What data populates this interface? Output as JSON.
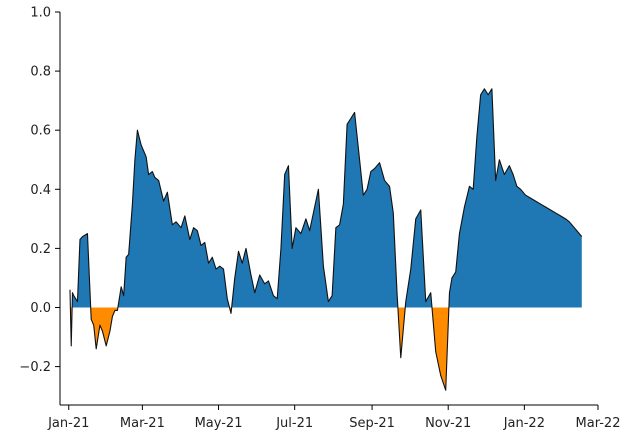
{
  "chart_data": {
    "type": "area",
    "title": "",
    "xlabel": "",
    "ylabel": "",
    "ylim": [
      -0.33,
      1.0
    ],
    "xlim": [
      "2020-12-25",
      "2022-03-01"
    ],
    "x_tick_labels": [
      "Jan-21",
      "Mar-21",
      "May-21",
      "Jul-21",
      "Sep-21",
      "Nov-21",
      "Jan-22",
      "Mar-22"
    ],
    "x_tick_dates": [
      "2021-01-01",
      "2021-03-01",
      "2021-05-01",
      "2021-07-01",
      "2021-09-01",
      "2021-11-01",
      "2022-01-01",
      "2022-03-01"
    ],
    "y_ticks": [
      -0.2,
      0.0,
      0.2,
      0.4,
      0.6,
      0.8,
      1.0
    ],
    "y_tick_labels": [
      "−0.2",
      "0.0",
      "0.2",
      "0.4",
      "0.6",
      "0.8",
      "1.0"
    ],
    "grid": false,
    "colors": {
      "positive": "#1f77b4",
      "negative": "#ff8c00",
      "outline": "#111111"
    },
    "series": [
      {
        "x": [
          "2021-01-02",
          "2021-01-03",
          "2021-01-04",
          "2021-01-05",
          "2021-01-08",
          "2021-01-10",
          "2021-01-12",
          "2021-01-16",
          "2021-01-19",
          "2021-01-21",
          "2021-01-23",
          "2021-01-26",
          "2021-01-28",
          "2021-01-31",
          "2021-02-03",
          "2021-02-05",
          "2021-02-07",
          "2021-02-09",
          "2021-02-12",
          "2021-02-14",
          "2021-02-16",
          "2021-02-18",
          "2021-02-21",
          "2021-02-23",
          "2021-02-25",
          "2021-02-28",
          "2021-03-02",
          "2021-03-04",
          "2021-03-06",
          "2021-03-09",
          "2021-03-11",
          "2021-03-14",
          "2021-03-18",
          "2021-03-21",
          "2021-03-25",
          "2021-03-28",
          "2021-04-01",
          "2021-04-04",
          "2021-04-08",
          "2021-04-11",
          "2021-04-14",
          "2021-04-17",
          "2021-04-20",
          "2021-04-23",
          "2021-04-26",
          "2021-04-29",
          "2021-05-02",
          "2021-05-05",
          "2021-05-08",
          "2021-05-11",
          "2021-05-14",
          "2021-05-17",
          "2021-05-20",
          "2021-05-23",
          "2021-05-27",
          "2021-05-30",
          "2021-06-03",
          "2021-06-07",
          "2021-06-10",
          "2021-06-14",
          "2021-06-17",
          "2021-06-20",
          "2021-06-23",
          "2021-06-26",
          "2021-06-29",
          "2021-07-02",
          "2021-07-06",
          "2021-07-10",
          "2021-07-13",
          "2021-07-16",
          "2021-07-20",
          "2021-07-24",
          "2021-07-28",
          "2021-07-31",
          "2021-08-03",
          "2021-08-06",
          "2021-08-09",
          "2021-08-12",
          "2021-08-15",
          "2021-08-18",
          "2021-08-22",
          "2021-08-25",
          "2021-08-28",
          "2021-08-31",
          "2021-09-03",
          "2021-09-07",
          "2021-09-11",
          "2021-09-15",
          "2021-09-18",
          "2021-09-21",
          "2021-09-24",
          "2021-09-28",
          "2021-10-02",
          "2021-10-06",
          "2021-10-10",
          "2021-10-14",
          "2021-10-18",
          "2021-10-22",
          "2021-10-26",
          "2021-10-30",
          "2021-11-02",
          "2021-11-04",
          "2021-11-07",
          "2021-11-10",
          "2021-11-14",
          "2021-11-18",
          "2021-11-21",
          "2021-11-24",
          "2021-11-27",
          "2021-11-30",
          "2021-12-03",
          "2021-12-06",
          "2021-12-09",
          "2021-12-12",
          "2021-12-16",
          "2021-12-20",
          "2021-12-23",
          "2021-12-26",
          "2021-12-29",
          "2022-01-02",
          "2022-01-06",
          "2022-01-10",
          "2022-01-14",
          "2022-01-18",
          "2022-01-22",
          "2022-01-26",
          "2022-01-30",
          "2022-02-03",
          "2022-02-06",
          "2022-02-08",
          "2022-02-10",
          "2022-02-12",
          "2022-02-14",
          "2022-02-16"
        ],
        "values": [
          0.06,
          -0.13,
          0.05,
          0.04,
          0.02,
          0.23,
          0.24,
          0.25,
          -0.04,
          -0.06,
          -0.14,
          -0.06,
          -0.08,
          -0.13,
          -0.08,
          -0.03,
          -0.01,
          -0.01,
          0.07,
          0.04,
          0.17,
          0.18,
          0.35,
          0.5,
          0.6,
          0.55,
          0.53,
          0.51,
          0.45,
          0.46,
          0.44,
          0.43,
          0.36,
          0.39,
          0.28,
          0.29,
          0.27,
          0.31,
          0.23,
          0.27,
          0.26,
          0.21,
          0.22,
          0.15,
          0.17,
          0.13,
          0.14,
          0.13,
          0.03,
          -0.02,
          0.1,
          0.19,
          0.15,
          0.2,
          0.11,
          0.05,
          0.11,
          0.08,
          0.09,
          0.04,
          0.03,
          0.2,
          0.45,
          0.48,
          0.2,
          0.27,
          0.25,
          0.3,
          0.26,
          0.32,
          0.4,
          0.14,
          0.02,
          0.04,
          0.27,
          0.28,
          0.35,
          0.62,
          0.64,
          0.66,
          0.5,
          0.38,
          0.4,
          0.46,
          0.47,
          0.49,
          0.43,
          0.41,
          0.32,
          0.05,
          -0.17,
          0.02,
          0.13,
          0.3,
          0.33,
          0.02,
          0.05,
          -0.15,
          -0.23,
          -0.28,
          0.05,
          0.1,
          0.12,
          0.25,
          0.34,
          0.41,
          0.4,
          0.58,
          0.72,
          0.74,
          0.72,
          0.74,
          0.43,
          0.5,
          0.45,
          0.48,
          0.45,
          0.41,
          0.4,
          0.38,
          0.37,
          0.36,
          0.35,
          0.34,
          0.33,
          0.32,
          0.31,
          0.3,
          0.29,
          0.28,
          0.27,
          0.26,
          0.25,
          0.24
        ]
      }
    ]
  }
}
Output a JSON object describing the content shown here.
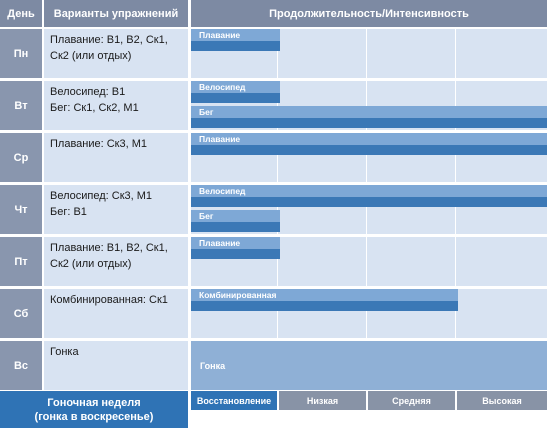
{
  "header": {
    "day": "День",
    "exercises": "Варианты упражнений",
    "duration": "Продолжительность/Интенсивность"
  },
  "rows": [
    {
      "day": "Пн",
      "exercises": "Плавание: В1, В2, Ск1,\nСк2 (или отдых)",
      "bars": [
        {
          "label": "Плавание",
          "level": 0.25
        }
      ]
    },
    {
      "day": "Вт",
      "exercises": "Велосипед: В1\nБег: Ск1, Ск2, М1",
      "bars": [
        {
          "label": "Велосипед",
          "level": 0.25
        },
        {
          "label": "Бег",
          "level": 1.0
        }
      ]
    },
    {
      "day": "Ср",
      "exercises": "Плавание: Ск3, М1",
      "bars": [
        {
          "label": "Плавание",
          "level": 1.0
        }
      ]
    },
    {
      "day": "Чт",
      "exercises": "Велосипед: Ск3, М1\nБег: В1",
      "bars": [
        {
          "label": "Велосипед",
          "level": 1.0
        },
        {
          "label": "Бег",
          "level": 0.25
        }
      ]
    },
    {
      "day": "Пт",
      "exercises": "Плавание: В1, В2, Ск1,\nСк2 (или отдых)",
      "bars": [
        {
          "label": "Плавание",
          "level": 0.25
        }
      ]
    },
    {
      "day": "Сб",
      "exercises": "Комбинированная: Ск1",
      "bars": [
        {
          "label": "Комбинированная",
          "level": 0.75
        }
      ]
    },
    {
      "day": "Вс",
      "exercises": "Гонка",
      "bars": [
        {
          "label": "Гонка",
          "level": 1.0
        }
      ]
    }
  ],
  "footer": {
    "title": "Гоночная неделя\n(гонка в воскресенье)",
    "levels": [
      "Восстановление",
      "Низкая",
      "Средняя",
      "Высокая"
    ]
  },
  "colors": {
    "bar_light": "#7ea8d6",
    "bar_dark": "#3b78b6",
    "row_bg": "#d8e3f2",
    "header_bg": "#7d8aa3",
    "accent": "#2f73b5"
  }
}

▸ DO THIS: From the entries above, return each line with the word "JSON" in it.

▸ RESULT OF THIS TASK:
What data populates this interface? Output as JSON.
Output a JSON object describing the content shown here.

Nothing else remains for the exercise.